▸ **SHORT TASK**
Collect each line of the records containing the string "industrie".

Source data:
= = = = = = =

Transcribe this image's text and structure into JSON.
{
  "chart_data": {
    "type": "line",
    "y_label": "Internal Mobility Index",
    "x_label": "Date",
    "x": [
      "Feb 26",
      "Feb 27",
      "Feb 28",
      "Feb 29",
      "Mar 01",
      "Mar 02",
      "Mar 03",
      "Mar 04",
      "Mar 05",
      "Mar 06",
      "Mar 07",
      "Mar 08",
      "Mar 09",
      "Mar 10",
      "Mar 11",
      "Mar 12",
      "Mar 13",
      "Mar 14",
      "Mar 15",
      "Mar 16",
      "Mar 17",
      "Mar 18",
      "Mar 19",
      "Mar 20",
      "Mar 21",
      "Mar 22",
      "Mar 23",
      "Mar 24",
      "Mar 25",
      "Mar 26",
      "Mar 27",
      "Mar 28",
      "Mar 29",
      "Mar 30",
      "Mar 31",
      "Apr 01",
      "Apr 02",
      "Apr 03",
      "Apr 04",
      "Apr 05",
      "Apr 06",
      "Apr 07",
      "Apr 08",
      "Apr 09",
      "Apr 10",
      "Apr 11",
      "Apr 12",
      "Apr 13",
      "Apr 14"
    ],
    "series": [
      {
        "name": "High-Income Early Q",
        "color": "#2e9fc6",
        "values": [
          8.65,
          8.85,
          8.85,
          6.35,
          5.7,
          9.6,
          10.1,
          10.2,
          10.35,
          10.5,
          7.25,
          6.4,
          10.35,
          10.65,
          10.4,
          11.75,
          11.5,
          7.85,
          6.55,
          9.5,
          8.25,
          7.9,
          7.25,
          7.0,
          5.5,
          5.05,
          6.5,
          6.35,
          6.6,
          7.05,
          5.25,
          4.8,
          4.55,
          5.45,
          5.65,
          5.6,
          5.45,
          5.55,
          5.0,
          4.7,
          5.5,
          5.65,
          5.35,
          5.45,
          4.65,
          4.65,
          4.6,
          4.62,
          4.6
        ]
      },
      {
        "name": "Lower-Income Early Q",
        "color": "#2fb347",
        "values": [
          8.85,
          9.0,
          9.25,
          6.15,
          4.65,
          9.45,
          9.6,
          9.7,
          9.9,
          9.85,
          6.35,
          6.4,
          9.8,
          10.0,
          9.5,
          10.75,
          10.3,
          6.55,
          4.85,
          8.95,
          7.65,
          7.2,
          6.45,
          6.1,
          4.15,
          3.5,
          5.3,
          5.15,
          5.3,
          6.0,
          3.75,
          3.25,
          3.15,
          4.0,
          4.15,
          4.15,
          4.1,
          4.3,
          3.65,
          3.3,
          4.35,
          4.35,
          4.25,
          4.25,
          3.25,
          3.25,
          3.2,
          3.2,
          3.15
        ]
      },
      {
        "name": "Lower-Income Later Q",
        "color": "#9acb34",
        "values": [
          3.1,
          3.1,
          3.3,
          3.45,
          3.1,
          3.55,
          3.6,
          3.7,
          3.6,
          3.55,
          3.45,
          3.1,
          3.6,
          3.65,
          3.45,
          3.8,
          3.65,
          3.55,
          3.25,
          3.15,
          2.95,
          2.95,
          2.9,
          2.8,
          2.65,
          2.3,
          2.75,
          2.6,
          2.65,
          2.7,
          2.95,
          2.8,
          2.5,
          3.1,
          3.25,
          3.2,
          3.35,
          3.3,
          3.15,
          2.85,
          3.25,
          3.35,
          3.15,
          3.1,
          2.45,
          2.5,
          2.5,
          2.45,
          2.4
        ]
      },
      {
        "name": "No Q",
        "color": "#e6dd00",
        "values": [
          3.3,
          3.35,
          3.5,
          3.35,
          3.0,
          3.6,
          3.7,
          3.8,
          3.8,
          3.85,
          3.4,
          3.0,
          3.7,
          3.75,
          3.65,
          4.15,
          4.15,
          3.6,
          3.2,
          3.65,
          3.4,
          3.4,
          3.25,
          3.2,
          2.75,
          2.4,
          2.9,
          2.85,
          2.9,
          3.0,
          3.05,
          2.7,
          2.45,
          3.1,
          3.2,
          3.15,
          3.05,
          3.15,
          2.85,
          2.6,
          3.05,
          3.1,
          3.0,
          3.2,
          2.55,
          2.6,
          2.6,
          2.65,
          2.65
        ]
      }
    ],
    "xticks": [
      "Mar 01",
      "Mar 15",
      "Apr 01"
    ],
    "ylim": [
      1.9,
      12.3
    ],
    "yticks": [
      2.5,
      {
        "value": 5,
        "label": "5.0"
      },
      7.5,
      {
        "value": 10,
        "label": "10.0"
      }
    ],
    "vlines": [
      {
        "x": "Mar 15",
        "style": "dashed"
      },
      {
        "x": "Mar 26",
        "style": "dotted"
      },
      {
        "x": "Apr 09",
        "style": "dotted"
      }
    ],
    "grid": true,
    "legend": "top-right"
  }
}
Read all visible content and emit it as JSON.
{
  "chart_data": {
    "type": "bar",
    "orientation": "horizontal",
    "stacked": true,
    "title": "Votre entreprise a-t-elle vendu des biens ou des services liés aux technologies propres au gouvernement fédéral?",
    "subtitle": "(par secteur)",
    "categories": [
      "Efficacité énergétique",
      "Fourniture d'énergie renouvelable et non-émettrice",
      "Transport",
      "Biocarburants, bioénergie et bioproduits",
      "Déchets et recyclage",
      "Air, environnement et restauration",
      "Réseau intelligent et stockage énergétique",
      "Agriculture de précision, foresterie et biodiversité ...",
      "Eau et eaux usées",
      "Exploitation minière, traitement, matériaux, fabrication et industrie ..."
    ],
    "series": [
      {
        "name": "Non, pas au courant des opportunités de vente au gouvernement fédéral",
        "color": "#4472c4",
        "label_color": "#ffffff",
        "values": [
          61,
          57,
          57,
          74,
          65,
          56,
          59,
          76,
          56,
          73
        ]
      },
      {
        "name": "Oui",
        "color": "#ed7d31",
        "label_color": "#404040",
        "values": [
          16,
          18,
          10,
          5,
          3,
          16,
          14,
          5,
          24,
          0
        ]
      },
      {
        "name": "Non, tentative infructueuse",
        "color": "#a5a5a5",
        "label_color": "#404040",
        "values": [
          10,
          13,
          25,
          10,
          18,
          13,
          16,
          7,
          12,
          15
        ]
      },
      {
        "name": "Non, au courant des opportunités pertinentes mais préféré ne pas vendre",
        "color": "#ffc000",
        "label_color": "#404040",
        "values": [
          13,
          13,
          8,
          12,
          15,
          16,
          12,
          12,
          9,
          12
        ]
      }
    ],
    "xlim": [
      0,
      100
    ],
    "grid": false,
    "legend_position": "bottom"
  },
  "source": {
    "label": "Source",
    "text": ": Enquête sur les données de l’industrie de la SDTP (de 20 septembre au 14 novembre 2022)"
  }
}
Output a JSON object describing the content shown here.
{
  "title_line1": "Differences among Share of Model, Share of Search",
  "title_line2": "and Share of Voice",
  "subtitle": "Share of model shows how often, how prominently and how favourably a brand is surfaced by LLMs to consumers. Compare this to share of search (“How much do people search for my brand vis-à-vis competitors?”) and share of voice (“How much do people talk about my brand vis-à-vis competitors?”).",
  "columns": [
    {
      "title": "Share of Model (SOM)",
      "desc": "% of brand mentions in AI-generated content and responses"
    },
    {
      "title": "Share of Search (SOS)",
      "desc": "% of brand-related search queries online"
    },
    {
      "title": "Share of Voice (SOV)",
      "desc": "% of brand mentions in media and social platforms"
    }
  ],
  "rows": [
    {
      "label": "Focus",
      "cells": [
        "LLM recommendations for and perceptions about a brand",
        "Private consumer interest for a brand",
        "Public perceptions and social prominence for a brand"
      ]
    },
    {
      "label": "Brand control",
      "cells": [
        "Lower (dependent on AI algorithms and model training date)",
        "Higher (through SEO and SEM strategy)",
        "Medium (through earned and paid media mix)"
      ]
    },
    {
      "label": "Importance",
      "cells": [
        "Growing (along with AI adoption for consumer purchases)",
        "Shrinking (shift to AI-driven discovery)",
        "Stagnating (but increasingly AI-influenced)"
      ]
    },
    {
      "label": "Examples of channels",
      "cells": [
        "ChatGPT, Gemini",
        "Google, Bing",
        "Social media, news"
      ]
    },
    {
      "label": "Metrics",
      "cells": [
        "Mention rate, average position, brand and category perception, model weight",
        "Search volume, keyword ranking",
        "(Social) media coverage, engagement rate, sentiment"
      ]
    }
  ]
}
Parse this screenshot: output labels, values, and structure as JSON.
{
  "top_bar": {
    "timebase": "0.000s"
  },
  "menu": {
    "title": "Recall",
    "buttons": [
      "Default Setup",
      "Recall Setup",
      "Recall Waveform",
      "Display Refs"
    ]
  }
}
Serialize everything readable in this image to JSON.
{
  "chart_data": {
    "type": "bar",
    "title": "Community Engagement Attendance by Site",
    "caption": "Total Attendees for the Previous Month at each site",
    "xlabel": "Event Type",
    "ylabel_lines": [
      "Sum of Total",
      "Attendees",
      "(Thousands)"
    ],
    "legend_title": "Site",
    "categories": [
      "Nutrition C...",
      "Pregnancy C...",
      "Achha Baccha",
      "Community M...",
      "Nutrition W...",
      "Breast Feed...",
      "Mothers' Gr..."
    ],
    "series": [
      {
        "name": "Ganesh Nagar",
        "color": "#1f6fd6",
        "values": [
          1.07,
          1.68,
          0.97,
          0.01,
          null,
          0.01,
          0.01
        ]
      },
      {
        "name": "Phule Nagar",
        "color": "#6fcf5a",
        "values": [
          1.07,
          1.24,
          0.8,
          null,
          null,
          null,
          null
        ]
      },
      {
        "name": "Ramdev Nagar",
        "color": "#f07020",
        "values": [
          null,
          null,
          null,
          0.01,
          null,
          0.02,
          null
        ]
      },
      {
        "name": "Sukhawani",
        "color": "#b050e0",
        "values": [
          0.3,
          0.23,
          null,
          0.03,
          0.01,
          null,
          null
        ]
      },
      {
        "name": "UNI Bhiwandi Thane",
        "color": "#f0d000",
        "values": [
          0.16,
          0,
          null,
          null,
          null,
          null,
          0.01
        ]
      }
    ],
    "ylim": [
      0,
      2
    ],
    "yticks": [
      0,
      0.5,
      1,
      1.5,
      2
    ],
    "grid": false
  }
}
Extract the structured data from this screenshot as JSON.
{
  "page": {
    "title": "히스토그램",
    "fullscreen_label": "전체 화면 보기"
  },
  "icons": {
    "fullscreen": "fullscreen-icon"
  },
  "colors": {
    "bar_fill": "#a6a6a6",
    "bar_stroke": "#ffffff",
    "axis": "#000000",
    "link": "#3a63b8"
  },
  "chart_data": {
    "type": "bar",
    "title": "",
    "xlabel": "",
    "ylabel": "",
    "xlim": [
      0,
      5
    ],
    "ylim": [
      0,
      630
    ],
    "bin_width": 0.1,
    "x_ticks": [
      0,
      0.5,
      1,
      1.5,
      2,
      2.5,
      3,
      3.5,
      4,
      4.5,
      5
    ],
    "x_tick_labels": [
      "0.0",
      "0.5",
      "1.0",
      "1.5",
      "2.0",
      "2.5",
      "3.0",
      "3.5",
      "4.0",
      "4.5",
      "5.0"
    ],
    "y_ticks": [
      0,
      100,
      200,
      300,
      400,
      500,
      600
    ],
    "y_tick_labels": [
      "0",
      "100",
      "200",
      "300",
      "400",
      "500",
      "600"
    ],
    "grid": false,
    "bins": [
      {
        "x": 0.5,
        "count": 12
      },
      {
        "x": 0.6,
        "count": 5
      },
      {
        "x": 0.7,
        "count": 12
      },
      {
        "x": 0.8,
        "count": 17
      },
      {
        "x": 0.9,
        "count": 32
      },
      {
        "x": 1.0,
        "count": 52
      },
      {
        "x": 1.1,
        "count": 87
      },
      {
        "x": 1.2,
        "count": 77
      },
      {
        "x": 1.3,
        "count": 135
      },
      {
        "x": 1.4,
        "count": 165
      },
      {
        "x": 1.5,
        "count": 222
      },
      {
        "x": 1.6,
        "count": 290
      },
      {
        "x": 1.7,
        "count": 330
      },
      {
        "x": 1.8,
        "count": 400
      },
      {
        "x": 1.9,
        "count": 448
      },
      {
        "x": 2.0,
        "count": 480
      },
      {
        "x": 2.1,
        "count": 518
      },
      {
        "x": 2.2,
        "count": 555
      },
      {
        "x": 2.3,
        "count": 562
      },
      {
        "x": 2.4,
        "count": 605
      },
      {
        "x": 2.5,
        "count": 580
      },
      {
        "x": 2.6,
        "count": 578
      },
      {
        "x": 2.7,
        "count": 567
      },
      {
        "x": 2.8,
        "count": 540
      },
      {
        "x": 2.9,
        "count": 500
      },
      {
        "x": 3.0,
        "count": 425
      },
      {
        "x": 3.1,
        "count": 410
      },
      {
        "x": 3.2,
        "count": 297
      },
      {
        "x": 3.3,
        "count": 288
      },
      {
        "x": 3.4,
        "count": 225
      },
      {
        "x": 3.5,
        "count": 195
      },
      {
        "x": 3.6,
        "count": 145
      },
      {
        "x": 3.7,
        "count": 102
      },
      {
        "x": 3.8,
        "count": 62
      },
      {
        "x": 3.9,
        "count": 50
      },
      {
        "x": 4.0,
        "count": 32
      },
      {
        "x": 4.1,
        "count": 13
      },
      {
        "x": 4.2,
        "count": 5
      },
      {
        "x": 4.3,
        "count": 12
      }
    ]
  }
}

= = = = = = =

▸ **CORRECT ANSWER**
      "Exploitation minière, traitement, matériaux, fabrication et industrie ..."
    "text": ": Enquête sur les données de l’industrie de la SDTP (de 20 septembre au 14 novembre 2022)"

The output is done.